● **Supplied information**
+-------+

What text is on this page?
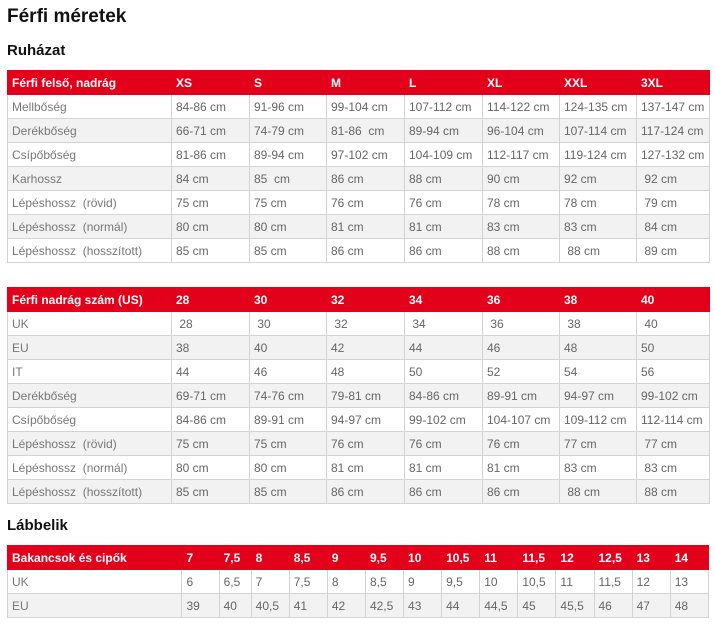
Férfi méretek
Ruházat
Férfi felső, nadrág	XS	S	M	L	XL	XXL	3XL
Mellbőség	84-86 cm	91-96 cm	99-104 cm	107-112 cm	114-122 cm	124-135 cm	137-147 cm
Derékbőség	66-71 cm	74-79 cm	81-86  cm	89-94 cm	96-104 cm	107-114 cm	117-124 cm
Csípőbőség	81-86 cm	89-94 cm	97-102 cm	104-109 cm	112-117 cm	119-124 cm	127-132 cm
Karhossz	84 cm	85  cm	86 cm	88 cm	90 cm	92 cm	92 cm
Lépéshossz  (rövid)	75 cm	75 cm	76 cm	76 cm	78 cm	78 cm	79 cm
Lépéshossz  (normál)	80 cm	80 cm	81 cm	81 cm	83 cm	83 cm	84 cm
Lépéshossz  (hosszított)	85 cm	85 cm	86 cm	86 cm	88 cm	88 cm	89 cm
Férfi nadrág szám (US)	28	30	32	34	36	38	40
UK	28	30	32	34	36	38	40
EU	38	40	42	44	46	48	50
IT	44	46	48	50	52	54	56
Derékbőség	69-71 cm	74-76 cm	79-81 cm	84-86 cm	89-91 cm	94-97 cm	99-102 cm
Csípőbőség	84-86 cm	89-91 cm	94-97 cm	99-102 cm	104-107 cm	109-112 cm	112-114 cm
Lépéshossz  (rövid)	75 cm	75 cm	76 cm	76 cm	76 cm	77 cm	77 cm
Lépéshossz  (normál)	80 cm	80 cm	81 cm	81 cm	81 cm	83 cm	83 cm
Lépéshossz  (hosszított)	85 cm	85 cm	86 cm	86 cm	86 cm	88 cm	88 cm
Lábbelik
Bakancsok és cipők	7	7,5	8	8,5	9	9,5	10	10,5	11	11,5	12	12,5	13	14
UK	6	6,5	7	7,5	8	8,5	9	9,5	10	10,5	11	11,5	12	13
EU	39	40	40,5	41	42	42,5	43	44	44,5	45	45,5	46	47	48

+-------+

● **Work instructions**
For each line above that contains the word "nadrág", copy that line.

● **Output for this exercise**
Férfi felső, nadrág	XS	S	M	L	XL	XXL	3XL
Férfi nadrág szám (US)	28	30	32	34	36	38	40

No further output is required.